[What this task involves] Search the records for the word "Count" and pick out every line that has it.

[Stored rows]
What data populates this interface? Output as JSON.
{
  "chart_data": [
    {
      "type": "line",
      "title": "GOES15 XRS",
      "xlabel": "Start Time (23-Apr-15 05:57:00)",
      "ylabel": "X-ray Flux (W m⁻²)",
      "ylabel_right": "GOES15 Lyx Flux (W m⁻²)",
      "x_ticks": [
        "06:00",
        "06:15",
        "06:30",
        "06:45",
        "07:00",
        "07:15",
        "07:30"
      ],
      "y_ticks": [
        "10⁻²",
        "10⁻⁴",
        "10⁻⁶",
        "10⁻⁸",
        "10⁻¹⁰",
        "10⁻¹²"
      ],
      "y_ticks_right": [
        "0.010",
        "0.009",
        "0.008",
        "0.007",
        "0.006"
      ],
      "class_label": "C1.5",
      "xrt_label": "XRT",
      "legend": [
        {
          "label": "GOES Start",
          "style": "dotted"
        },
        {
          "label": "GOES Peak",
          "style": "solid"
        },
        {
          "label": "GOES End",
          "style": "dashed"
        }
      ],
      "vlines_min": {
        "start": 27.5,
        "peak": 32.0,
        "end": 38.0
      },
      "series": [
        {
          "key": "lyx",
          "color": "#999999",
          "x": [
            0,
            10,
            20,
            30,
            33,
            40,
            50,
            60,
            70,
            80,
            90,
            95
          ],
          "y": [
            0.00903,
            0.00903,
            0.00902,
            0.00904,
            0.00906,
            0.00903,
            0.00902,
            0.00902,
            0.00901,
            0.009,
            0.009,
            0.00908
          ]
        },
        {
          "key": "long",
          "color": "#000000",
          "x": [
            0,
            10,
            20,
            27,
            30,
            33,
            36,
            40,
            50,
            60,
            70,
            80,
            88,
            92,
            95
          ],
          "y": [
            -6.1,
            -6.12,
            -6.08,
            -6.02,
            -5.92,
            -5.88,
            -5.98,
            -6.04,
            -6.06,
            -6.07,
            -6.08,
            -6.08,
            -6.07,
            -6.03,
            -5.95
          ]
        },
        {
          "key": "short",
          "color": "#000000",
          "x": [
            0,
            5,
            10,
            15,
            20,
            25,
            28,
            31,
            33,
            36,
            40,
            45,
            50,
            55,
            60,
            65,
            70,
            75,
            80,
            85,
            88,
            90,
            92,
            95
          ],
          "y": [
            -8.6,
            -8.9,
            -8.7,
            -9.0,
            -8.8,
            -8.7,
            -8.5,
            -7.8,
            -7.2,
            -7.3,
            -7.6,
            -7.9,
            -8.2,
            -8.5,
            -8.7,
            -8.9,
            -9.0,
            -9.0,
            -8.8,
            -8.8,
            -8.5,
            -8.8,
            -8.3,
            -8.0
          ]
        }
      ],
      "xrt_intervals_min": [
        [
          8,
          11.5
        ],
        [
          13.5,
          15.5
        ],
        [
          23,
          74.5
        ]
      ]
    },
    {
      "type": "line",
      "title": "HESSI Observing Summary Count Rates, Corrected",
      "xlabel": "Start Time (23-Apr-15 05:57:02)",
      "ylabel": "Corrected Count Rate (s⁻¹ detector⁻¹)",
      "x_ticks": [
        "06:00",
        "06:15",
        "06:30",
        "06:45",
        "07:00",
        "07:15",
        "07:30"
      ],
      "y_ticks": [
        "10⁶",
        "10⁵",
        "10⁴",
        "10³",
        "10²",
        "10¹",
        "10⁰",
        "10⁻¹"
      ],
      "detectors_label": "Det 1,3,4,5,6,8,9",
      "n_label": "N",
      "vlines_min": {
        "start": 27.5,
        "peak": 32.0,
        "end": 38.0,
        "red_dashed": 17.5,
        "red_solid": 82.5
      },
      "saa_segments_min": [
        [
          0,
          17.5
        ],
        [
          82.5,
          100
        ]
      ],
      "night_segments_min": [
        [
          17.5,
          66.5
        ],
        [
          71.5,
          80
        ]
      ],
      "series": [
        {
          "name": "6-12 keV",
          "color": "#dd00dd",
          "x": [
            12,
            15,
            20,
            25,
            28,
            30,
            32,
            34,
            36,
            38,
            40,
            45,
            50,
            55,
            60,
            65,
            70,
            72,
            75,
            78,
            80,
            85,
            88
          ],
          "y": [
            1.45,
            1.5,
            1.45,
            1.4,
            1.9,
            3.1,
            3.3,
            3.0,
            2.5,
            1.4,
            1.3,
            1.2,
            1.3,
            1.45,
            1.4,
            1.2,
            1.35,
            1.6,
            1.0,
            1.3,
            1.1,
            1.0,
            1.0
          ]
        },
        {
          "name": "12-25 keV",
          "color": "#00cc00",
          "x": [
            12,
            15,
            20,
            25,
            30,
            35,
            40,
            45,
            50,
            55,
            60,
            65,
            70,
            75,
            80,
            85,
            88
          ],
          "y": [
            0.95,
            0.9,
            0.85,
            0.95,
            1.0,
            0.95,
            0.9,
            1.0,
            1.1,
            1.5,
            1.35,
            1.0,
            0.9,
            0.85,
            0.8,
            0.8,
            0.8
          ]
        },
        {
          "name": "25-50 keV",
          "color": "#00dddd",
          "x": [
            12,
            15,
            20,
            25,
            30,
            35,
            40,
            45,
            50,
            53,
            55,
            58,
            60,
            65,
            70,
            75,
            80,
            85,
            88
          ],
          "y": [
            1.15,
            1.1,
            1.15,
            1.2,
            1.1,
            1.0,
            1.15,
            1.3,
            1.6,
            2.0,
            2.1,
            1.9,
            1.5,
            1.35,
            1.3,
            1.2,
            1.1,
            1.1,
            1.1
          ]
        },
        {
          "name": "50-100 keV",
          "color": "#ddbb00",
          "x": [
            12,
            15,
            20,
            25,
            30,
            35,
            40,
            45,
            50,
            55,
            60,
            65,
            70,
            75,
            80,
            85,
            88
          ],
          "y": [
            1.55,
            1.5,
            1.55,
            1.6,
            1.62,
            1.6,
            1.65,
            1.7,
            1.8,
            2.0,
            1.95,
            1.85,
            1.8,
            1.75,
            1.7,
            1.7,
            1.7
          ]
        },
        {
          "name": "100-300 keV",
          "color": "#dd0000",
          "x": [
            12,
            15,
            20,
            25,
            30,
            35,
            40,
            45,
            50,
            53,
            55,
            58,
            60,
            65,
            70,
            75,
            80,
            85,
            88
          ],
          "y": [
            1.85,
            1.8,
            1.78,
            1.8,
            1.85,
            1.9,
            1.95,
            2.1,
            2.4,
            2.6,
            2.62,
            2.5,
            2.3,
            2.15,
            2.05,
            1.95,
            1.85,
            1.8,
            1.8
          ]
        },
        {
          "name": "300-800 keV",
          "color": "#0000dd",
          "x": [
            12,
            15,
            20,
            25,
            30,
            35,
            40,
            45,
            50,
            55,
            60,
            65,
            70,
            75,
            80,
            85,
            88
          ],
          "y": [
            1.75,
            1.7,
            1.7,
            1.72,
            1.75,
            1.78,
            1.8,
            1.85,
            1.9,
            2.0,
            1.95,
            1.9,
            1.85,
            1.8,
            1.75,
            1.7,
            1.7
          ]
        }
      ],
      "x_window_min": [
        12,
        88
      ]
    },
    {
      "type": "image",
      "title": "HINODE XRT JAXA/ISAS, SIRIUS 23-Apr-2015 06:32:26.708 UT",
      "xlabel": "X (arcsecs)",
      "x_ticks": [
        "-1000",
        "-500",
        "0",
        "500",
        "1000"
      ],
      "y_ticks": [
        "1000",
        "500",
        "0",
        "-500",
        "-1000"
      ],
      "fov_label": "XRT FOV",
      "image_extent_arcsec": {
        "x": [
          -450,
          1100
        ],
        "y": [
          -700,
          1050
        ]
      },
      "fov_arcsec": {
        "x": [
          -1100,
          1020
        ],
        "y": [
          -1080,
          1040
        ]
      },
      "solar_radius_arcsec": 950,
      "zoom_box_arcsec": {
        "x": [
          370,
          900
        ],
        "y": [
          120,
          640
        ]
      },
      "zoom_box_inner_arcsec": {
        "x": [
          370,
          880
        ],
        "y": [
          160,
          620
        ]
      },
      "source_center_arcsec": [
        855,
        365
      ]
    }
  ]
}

[Task answer]
      "title": "HESSI Observing Summary Count Rates, Corrected",
      "ylabel": "Corrected Count Rate (s⁻¹ detector⁻¹)",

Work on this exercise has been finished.